[Data excerpts]
%%

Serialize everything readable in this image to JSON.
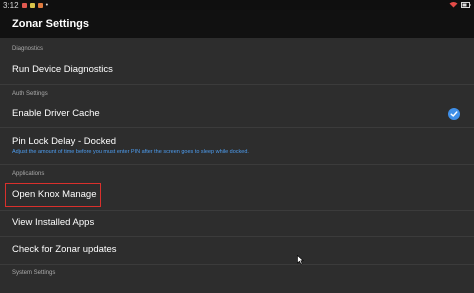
{
  "status_bar": {
    "time": "3:12",
    "left_icons": [
      "notification-icon",
      "notification-icon",
      "notification-icon",
      "more-dots-icon"
    ],
    "right_icons": [
      "wifi-icon",
      "battery-icon"
    ]
  },
  "app_bar": {
    "title": "Zonar Settings"
  },
  "sections": {
    "diagnostics": {
      "header": "Diagnostics",
      "run_diagnostics": "Run Device Diagnostics"
    },
    "auth": {
      "header": "Auth Settings",
      "driver_cache": "Enable Driver Cache",
      "driver_cache_checked": true,
      "pin_lock": "Pin Lock Delay - Docked",
      "pin_lock_sub": "Adjust the amount of time before you must enter PIN after the screen goes to sleep while docked."
    },
    "applications": {
      "header": "Applications",
      "knox": "Open Knox Manage",
      "installed_apps": "View Installed Apps",
      "updates": "Check for Zonar updates"
    },
    "system": {
      "header": "System Settings"
    }
  },
  "colors": {
    "accent": "#3f8fe8",
    "highlight": "#d9302c",
    "background": "#2d2d2d",
    "app_bar": "#111111"
  }
}
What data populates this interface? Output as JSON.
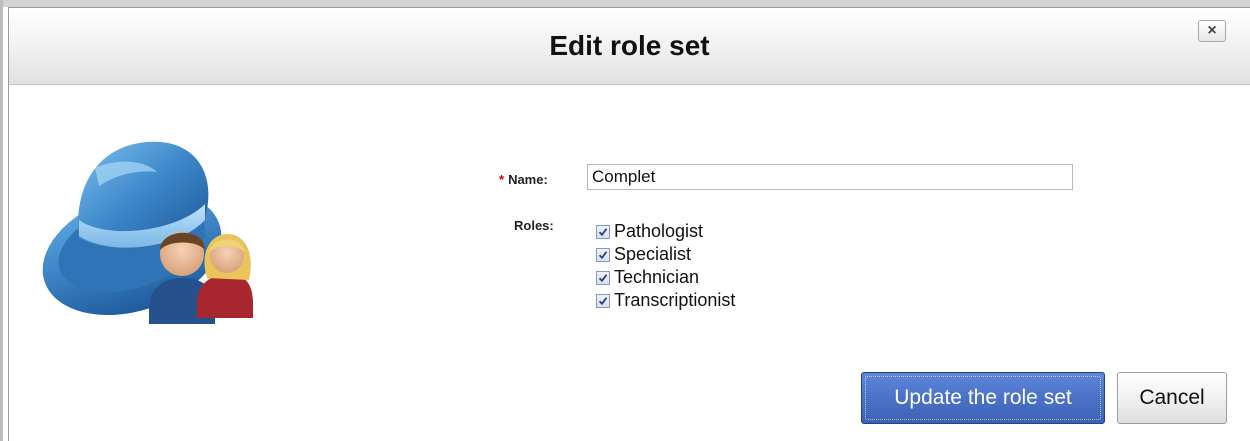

%%

[Goal] Return each line in the records that holds the string "Settings".

[Solution for this problem]
    "title": "Zonar Settings"
      "header": "Auth Settings",
      "header": "System Settings"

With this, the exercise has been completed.